### [Work required]
Omit every image, and transcribe the remaining entries exactly as given.

### [Information provided]
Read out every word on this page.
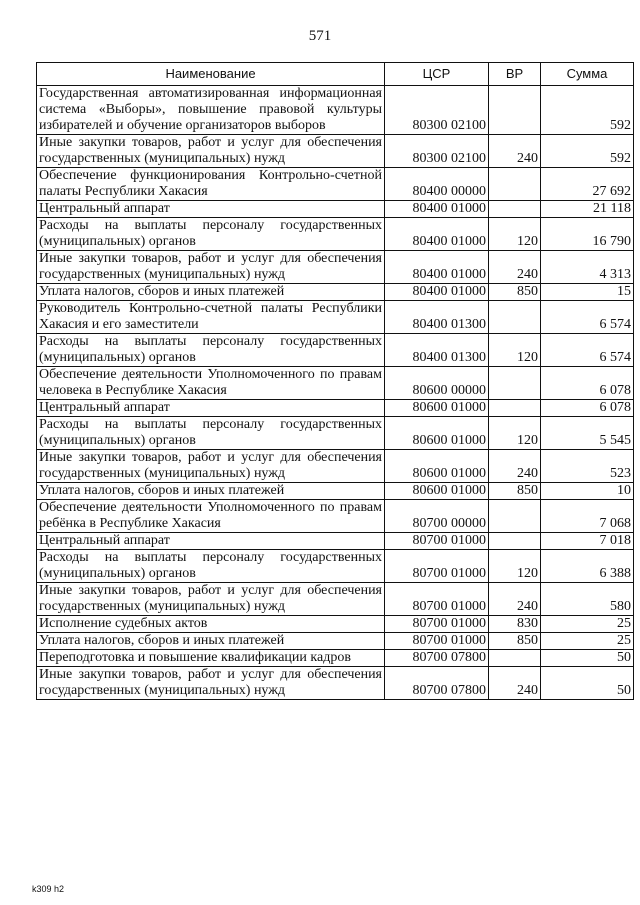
571
Наименование	ЦСР	ВР	Сумма
Государственная автоматизированная информационная система «Выборы», повышение правовой культуры избирателей и обучение организаторов выборов	80300 02100		592
Иные закупки товаров, работ и услуг для обеспечения государственных (муниципальных) нужд	80300 02100	240	592
Обеспечение функционирования Контрольно-счетной палаты Республики Хакасия	80400 00000		27 692
Центральный аппарат	80400 01000		21 118
Расходы на выплаты персоналу государственных (муниципальных) органов	80400 01000	120	16 790
Иные закупки товаров, работ и услуг для обеспечения государственных (муниципальных) нужд	80400 01000	240	4 313
Уплата налогов, сборов и иных платежей	80400 01000	850	15
Руководитель Контрольно-счетной палаты Республики Хакасия и его заместители	80400 01300		6 574
Расходы на выплаты персоналу государственных (муниципальных) органов	80400 01300	120	6 574
Обеспечение деятельности Уполномоченного по правам человека в Республике Хакасия	80600 00000		6 078
Центральный аппарат	80600 01000		6 078
Расходы на выплаты персоналу государственных (муниципальных) органов	80600 01000	120	5 545
Иные закупки товаров, работ и услуг для обеспечения государственных (муниципальных) нужд	80600 01000	240	523
Уплата налогов, сборов и иных платежей	80600 01000	850	10
Обеспечение деятельности Уполномоченного по правам ребёнка в Республике Хакасия	80700 00000		7 068
Центральный аппарат	80700 01000		7 018
Расходы на выплаты персоналу государственных (муниципальных) органов	80700 01000	120	6 388
Иные закупки товаров, работ и услуг для обеспечения государственных (муниципальных) нужд	80700 01000	240	580
Исполнение судебных актов	80700 01000	830	25
Уплата налогов, сборов и иных платежей	80700 01000	850	25
Переподготовка и повышение квалификации кадров	80700 07800		50
Иные закупки товаров, работ и услуг для обеспечения государственных (муниципальных) нужд	80700 07800	240	50
k309 h2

### [Reply]
Read out every word on this page.
571
Наименование	ЦСР	ВР	Сумма
Государственная автоматизированная информационная система «Выборы», повышение правовой культуры избирателей и обучение организаторов выборов	80300 02100		592
Иные закупки товаров, работ и услуг для обеспечения государственных (муниципальных) нужд	80300 02100	240	592
Обеспечение функционирования Контрольно-счетной палаты Республики Хакасия	80400 00000		27 692
Центральный аппарат	80400 01000		21 118
Расходы на выплаты персоналу государственных (муниципальных) органов	80400 01000	120	16 790
Иные закупки товаров, работ и услуг для обеспечения государственных (муниципальных) нужд	80400 01000	240	4 313
Уплата налогов, сборов и иных платежей	80400 01000	850	15
Руководитель Контрольно-счетной палаты Республики Хакасия и его заместители	80400 01300		6 574
Расходы на выплаты персоналу государственных (муниципальных) органов	80400 01300	120	6 574
Обеспечение деятельности Уполномоченного по правам человека в Республике Хакасия	80600 00000		6 078
Центральный аппарат	80600 01000		6 078
Расходы на выплаты персоналу государственных (муниципальных) органов	80600 01000	120	5 545
Иные закупки товаров, работ и услуг для обеспечения государственных (муниципальных) нужд	80600 01000	240	523
Уплата налогов, сборов и иных платежей	80600 01000	850	10
Обеспечение деятельности Уполномоченного по правам ребёнка в Республике Хакасия	80700 00000		7 068
Центральный аппарат	80700 01000		7 018
Расходы на выплаты персоналу государственных (муниципальных) органов	80700 01000	120	6 388
Иные закупки товаров, работ и услуг для обеспечения государственных (муниципальных) нужд	80700 01000	240	580
Исполнение судебных актов	80700 01000	830	25
Уплата налогов, сборов и иных платежей	80700 01000	850	25
Переподготовка и повышение квалификации кадров	80700 07800		50
Иные закупки товаров, работ и услуг для обеспечения государственных (муниципальных) нужд	80700 07800	240	50
k309 h2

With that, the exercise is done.